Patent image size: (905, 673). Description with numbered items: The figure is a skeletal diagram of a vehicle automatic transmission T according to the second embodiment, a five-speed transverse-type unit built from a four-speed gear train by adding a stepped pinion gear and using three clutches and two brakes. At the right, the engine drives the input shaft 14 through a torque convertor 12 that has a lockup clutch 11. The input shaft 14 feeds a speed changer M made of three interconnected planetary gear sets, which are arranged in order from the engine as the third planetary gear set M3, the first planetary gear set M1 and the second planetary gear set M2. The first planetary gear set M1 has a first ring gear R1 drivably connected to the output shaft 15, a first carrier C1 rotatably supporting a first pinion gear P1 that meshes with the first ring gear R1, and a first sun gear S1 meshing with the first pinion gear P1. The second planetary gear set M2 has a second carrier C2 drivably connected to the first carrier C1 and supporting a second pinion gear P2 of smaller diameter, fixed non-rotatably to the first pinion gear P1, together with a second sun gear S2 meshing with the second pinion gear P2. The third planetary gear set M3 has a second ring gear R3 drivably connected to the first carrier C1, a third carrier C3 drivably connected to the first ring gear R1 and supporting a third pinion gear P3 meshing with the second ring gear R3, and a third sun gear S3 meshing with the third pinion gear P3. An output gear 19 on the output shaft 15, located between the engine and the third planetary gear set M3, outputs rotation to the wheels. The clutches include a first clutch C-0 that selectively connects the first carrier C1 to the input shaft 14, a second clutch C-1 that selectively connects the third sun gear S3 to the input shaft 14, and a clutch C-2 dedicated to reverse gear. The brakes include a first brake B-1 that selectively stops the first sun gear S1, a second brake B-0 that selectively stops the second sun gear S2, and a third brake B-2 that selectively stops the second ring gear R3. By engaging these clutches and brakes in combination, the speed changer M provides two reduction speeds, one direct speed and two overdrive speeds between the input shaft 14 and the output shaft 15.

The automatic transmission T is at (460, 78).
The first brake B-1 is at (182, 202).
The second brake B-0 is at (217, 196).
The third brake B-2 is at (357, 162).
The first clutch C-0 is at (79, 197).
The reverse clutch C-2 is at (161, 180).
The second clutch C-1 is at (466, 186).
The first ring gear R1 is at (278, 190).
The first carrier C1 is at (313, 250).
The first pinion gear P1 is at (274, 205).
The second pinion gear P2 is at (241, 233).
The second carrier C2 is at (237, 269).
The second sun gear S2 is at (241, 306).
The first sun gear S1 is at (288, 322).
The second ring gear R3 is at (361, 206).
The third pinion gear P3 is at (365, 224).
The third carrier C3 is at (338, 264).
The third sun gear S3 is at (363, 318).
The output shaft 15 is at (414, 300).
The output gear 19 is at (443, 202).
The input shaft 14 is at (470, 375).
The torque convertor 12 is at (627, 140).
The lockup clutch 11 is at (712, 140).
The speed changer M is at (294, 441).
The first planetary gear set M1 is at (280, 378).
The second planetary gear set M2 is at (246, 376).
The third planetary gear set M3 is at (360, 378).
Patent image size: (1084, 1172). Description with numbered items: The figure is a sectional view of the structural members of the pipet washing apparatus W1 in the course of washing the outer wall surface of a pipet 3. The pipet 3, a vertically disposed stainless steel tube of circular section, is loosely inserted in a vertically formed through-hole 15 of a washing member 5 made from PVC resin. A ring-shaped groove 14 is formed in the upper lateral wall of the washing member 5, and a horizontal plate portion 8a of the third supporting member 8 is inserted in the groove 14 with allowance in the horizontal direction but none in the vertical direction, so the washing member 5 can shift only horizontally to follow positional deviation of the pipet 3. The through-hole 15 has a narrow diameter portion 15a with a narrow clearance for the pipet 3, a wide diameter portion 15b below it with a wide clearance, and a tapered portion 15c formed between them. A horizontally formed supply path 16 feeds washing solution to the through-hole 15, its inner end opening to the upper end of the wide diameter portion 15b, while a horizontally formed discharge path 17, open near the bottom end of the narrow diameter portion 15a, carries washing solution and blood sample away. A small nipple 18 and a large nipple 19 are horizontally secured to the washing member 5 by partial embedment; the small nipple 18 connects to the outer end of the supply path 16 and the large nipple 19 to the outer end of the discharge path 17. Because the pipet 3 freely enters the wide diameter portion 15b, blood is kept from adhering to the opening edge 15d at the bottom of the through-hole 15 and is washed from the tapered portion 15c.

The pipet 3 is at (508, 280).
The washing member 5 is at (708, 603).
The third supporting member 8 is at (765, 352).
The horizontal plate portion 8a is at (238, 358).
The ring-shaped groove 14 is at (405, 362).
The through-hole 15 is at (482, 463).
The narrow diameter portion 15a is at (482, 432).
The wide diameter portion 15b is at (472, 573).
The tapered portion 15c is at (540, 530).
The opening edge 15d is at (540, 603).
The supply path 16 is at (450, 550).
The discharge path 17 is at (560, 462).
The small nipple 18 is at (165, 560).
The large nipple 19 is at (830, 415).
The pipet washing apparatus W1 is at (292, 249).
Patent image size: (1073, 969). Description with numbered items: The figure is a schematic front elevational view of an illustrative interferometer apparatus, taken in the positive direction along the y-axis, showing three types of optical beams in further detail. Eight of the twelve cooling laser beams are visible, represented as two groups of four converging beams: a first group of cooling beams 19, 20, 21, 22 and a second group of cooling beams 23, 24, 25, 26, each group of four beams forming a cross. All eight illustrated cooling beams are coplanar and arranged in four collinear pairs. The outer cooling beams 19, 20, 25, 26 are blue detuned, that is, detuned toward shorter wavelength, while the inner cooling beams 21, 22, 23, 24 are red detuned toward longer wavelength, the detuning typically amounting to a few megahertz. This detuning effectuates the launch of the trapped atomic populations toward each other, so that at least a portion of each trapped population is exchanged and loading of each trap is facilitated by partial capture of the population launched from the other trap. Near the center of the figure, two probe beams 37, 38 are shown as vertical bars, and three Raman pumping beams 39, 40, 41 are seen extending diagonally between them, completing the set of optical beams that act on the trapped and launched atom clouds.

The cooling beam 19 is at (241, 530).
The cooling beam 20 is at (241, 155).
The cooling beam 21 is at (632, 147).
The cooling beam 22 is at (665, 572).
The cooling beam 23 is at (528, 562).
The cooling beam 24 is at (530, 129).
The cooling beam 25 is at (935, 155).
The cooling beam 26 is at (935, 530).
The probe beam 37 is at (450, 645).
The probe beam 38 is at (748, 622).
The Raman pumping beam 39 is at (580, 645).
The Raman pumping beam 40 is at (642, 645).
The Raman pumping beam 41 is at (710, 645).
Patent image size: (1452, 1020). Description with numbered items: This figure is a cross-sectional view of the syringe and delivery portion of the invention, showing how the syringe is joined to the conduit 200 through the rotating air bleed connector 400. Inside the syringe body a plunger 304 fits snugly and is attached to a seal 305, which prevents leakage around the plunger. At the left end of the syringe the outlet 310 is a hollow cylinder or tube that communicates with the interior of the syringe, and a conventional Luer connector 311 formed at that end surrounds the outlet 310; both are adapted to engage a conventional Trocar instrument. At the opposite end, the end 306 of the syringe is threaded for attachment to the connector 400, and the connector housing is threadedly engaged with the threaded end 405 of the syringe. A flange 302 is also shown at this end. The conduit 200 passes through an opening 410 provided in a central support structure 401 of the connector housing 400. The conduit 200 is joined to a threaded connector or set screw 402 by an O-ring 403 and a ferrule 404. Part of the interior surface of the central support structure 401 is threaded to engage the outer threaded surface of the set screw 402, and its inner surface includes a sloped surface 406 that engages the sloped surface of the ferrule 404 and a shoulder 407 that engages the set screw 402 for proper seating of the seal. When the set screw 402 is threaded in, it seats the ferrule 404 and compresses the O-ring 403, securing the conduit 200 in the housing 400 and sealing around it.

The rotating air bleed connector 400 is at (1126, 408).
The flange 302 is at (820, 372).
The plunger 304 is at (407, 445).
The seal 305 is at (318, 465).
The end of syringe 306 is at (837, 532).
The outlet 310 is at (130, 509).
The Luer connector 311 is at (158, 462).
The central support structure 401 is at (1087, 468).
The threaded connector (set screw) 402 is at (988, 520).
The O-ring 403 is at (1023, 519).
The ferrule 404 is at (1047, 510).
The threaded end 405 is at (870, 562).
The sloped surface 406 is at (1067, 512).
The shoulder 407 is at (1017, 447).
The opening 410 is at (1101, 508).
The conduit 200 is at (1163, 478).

* * *

Replace "front elevational view" with "front view" in the rows from the line with "Patent image size: (1073, 969)." up to and including the line with "The cooling beam 19 is at (241, 530).". Return only those lines, with everything else left as it is.

Patent image size: (1073, 969). Description with numbered items: The figure is a schematic front view of an illustrative interferometer apparatus, taken in the positive direction along the y-axis, showing three types of optical beams in further detail. Eight of the twelve cooling laser beams are visible, represented as two groups of four converging beams: a first group of cooling beams 19, 20, 21, 22 and a second group of cooling beams 23, 24, 25, 26, each group of four beams forming a cross. All eight illustrated cooling beams are coplanar and arranged in four collinear pairs. The outer cooling beams 19, 20, 25, 26 are blue detuned, that is, detuned toward shorter wavelength, while the inner cooling beams 21, 22, 23, 24 are red detuned toward longer wavelength, the detuning typically amounting to a few megahertz. This detuning effectuates the launch of the trapped atomic populations toward each other, so that at least a portion of each trapped population is exchanged and loading of each trap is facilitated by partial capture of the population launched from the other trap. Near the center of the figure, two probe beams 37, 38 are shown as vertical bars, and three Raman pumping beams 39, 40, 41 are seen extending diagonally between them, completing the set of optical beams that act on the trapped and launched atom clouds.

The cooling beam 19 is at (241, 530).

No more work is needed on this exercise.